**TASK TO CARRY OUT**
How many of the lines here include "пауза"? Answer with a single number.

+++++

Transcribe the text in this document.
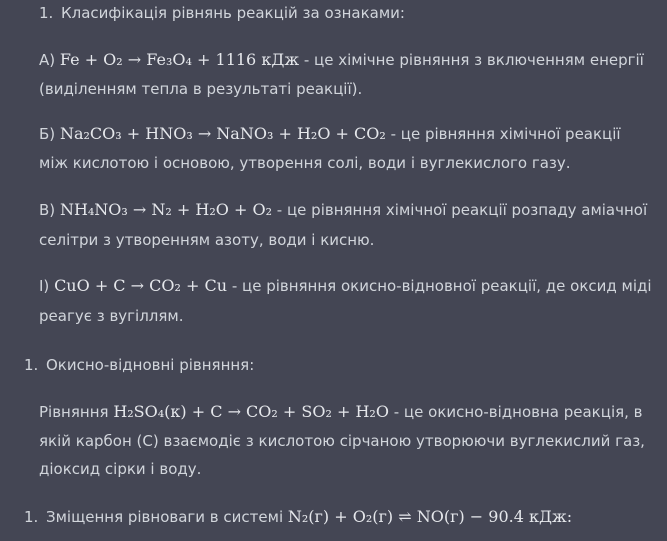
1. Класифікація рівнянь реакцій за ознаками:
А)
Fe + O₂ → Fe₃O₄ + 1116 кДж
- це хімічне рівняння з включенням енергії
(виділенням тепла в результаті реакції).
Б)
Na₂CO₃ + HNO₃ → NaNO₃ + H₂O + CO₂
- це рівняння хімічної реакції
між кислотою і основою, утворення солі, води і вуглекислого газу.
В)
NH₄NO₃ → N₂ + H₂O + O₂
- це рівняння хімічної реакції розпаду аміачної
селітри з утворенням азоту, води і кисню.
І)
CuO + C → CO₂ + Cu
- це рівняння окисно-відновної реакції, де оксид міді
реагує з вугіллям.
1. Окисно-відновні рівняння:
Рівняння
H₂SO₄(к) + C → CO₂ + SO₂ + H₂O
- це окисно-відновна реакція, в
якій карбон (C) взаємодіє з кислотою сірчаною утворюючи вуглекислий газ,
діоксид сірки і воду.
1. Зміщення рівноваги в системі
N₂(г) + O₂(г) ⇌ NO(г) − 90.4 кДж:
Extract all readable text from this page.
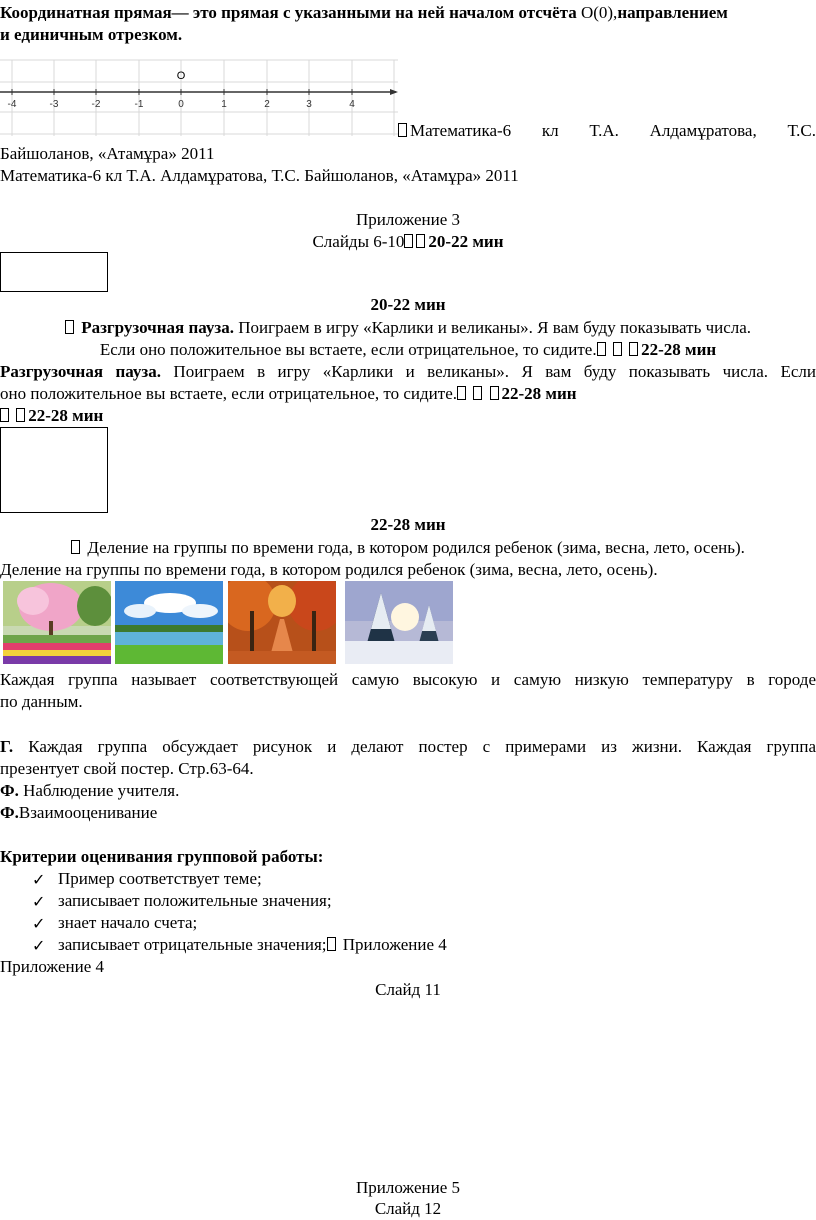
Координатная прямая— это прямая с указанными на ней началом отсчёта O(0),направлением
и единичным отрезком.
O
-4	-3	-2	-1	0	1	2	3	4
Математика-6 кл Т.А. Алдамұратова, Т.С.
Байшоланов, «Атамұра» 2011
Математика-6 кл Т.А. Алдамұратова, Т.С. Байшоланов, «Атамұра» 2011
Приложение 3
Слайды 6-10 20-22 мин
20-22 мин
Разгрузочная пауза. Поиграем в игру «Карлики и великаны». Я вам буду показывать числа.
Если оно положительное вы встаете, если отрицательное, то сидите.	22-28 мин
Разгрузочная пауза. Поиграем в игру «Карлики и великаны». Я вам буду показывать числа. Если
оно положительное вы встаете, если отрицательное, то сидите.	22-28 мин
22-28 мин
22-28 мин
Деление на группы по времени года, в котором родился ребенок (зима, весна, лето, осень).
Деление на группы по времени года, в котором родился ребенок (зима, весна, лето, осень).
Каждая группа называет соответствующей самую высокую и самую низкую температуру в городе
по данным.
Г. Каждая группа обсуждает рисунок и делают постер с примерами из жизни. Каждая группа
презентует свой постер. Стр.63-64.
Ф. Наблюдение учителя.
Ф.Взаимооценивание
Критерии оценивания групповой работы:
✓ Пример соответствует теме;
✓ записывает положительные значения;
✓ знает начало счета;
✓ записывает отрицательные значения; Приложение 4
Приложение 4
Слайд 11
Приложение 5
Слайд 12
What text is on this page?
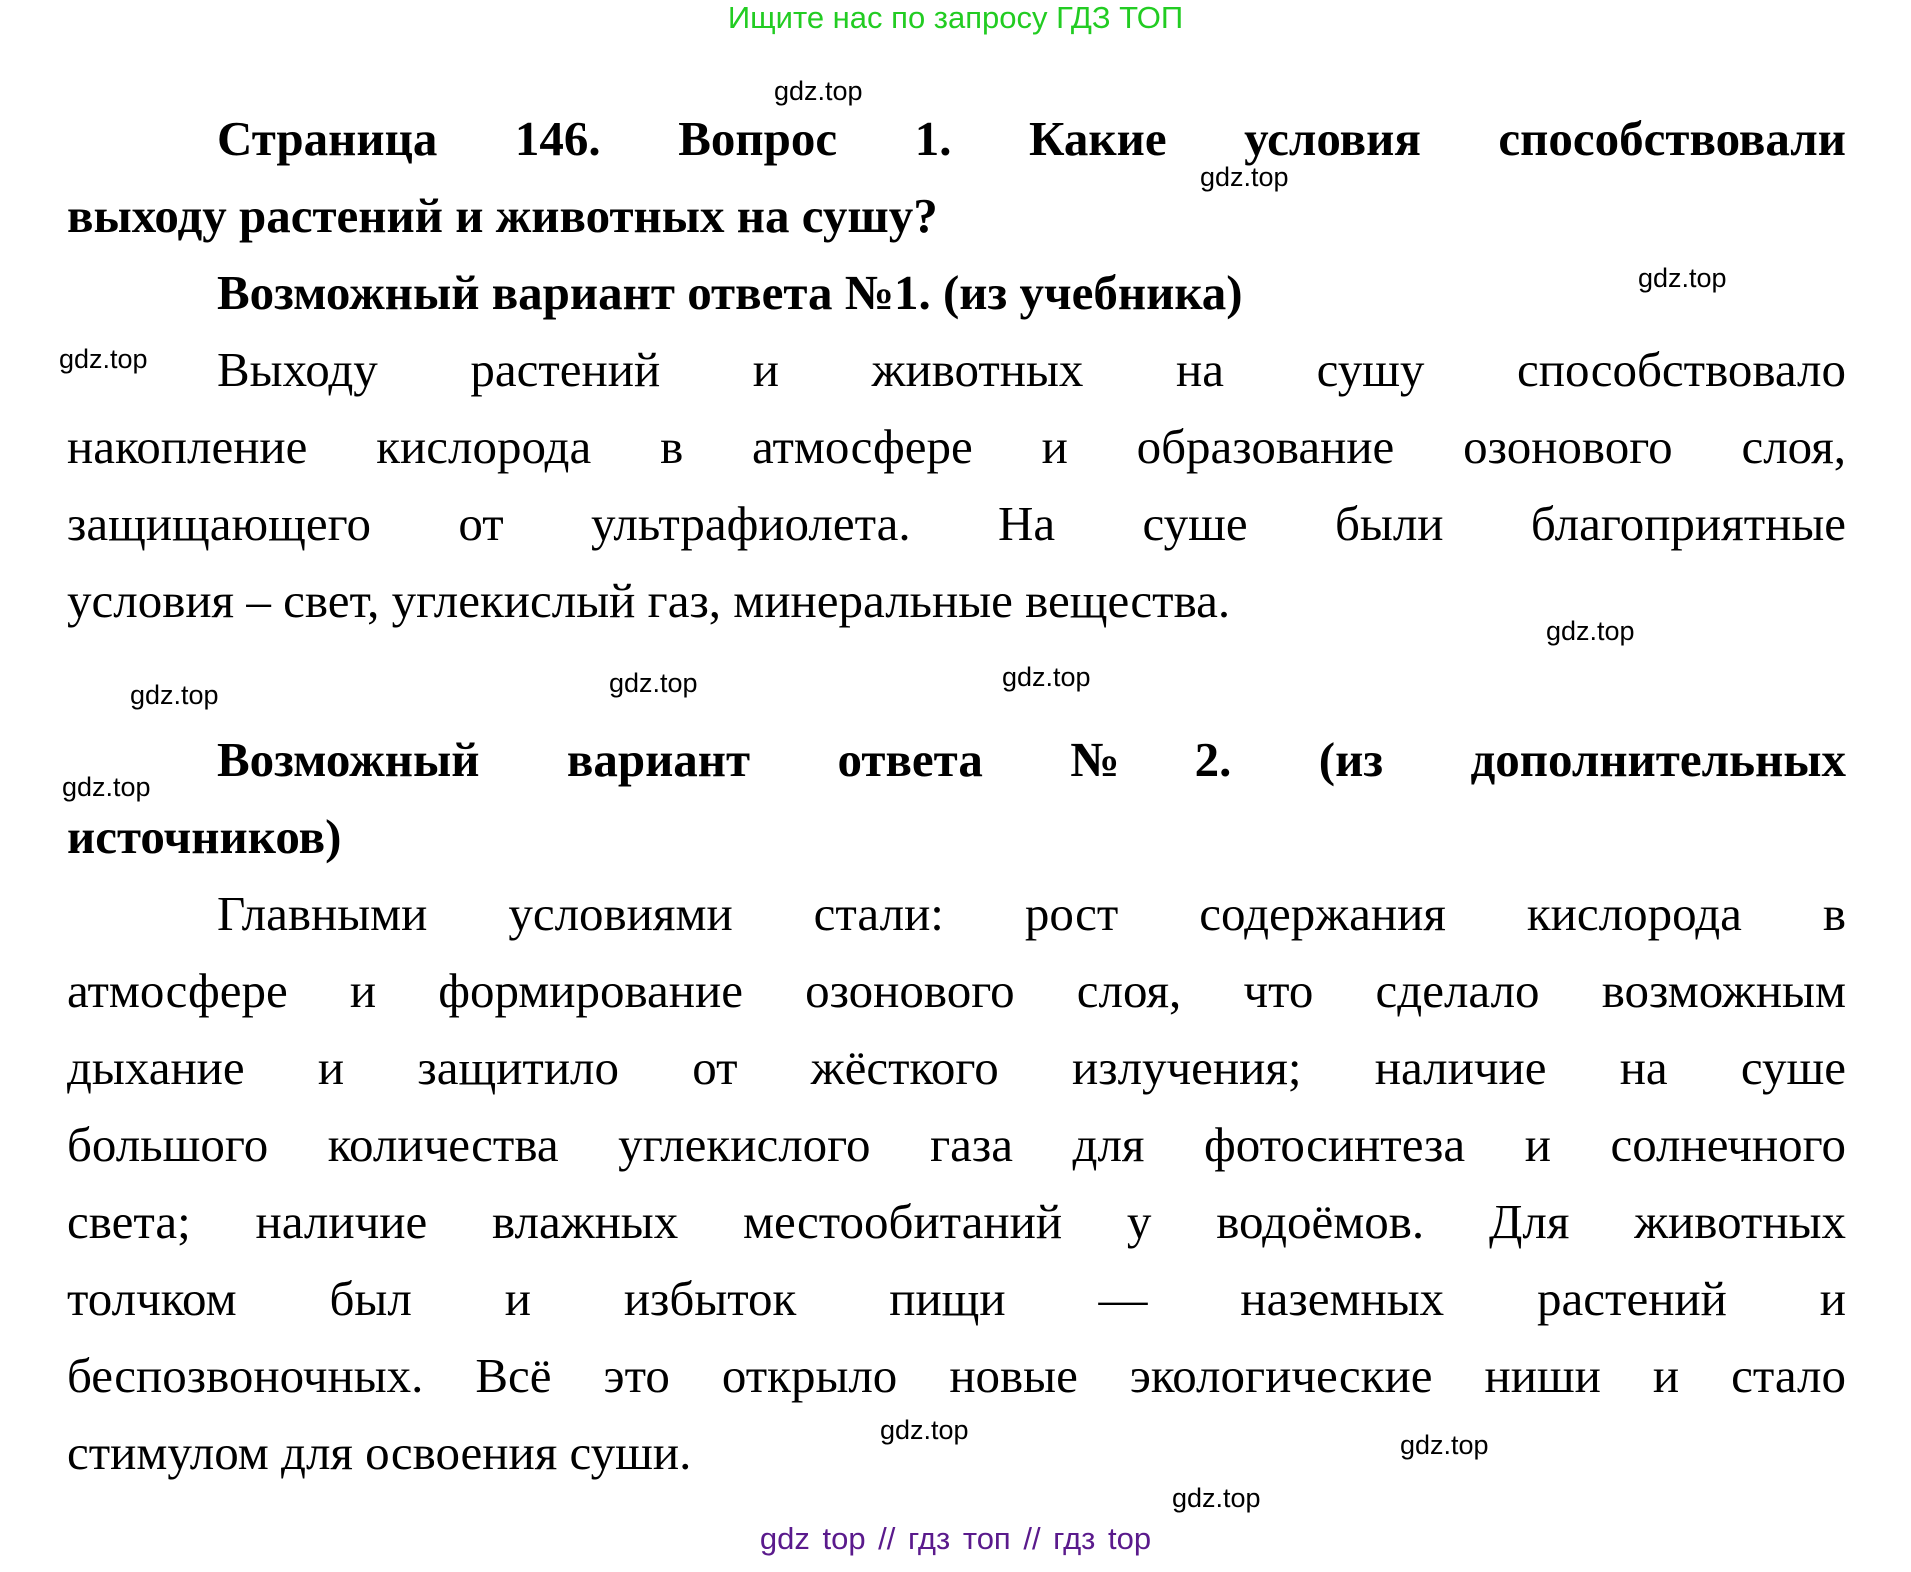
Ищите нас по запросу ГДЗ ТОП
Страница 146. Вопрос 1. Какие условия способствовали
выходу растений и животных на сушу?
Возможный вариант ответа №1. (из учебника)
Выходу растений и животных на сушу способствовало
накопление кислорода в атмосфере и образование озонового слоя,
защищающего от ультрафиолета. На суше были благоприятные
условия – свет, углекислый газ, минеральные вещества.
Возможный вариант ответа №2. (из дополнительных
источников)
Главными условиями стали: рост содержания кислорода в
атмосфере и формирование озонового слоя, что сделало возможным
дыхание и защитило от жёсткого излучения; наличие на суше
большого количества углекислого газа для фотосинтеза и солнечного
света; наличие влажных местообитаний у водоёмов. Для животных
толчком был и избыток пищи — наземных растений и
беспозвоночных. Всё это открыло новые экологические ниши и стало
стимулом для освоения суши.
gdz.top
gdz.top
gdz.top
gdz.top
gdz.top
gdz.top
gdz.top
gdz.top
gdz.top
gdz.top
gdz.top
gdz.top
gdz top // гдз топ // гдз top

+++++

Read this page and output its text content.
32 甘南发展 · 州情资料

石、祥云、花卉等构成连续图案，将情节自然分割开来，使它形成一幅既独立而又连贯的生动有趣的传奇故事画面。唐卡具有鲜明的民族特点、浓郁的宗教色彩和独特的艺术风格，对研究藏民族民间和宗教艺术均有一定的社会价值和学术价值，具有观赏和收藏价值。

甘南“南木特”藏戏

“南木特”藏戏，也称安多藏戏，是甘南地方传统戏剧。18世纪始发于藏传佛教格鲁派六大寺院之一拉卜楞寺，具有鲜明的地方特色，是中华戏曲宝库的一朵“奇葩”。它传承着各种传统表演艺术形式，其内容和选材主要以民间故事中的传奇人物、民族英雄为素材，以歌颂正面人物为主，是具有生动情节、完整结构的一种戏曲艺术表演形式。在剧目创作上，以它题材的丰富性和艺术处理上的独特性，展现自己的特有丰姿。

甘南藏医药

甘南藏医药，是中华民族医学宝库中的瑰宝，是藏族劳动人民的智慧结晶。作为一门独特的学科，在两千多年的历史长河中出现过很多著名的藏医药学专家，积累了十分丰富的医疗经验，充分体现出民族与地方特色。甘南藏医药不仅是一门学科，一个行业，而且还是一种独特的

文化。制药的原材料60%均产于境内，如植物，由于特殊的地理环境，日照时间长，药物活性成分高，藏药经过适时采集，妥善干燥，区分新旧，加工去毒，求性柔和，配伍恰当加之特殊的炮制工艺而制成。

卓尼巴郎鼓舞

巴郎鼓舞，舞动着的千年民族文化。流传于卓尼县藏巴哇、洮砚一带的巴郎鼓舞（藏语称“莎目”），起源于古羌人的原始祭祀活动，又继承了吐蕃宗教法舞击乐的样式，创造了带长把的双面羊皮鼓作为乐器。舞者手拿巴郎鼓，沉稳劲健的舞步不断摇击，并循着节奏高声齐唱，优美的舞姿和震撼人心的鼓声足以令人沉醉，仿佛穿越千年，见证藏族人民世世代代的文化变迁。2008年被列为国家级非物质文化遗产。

+++++

**SOLVED PROBLEM**
2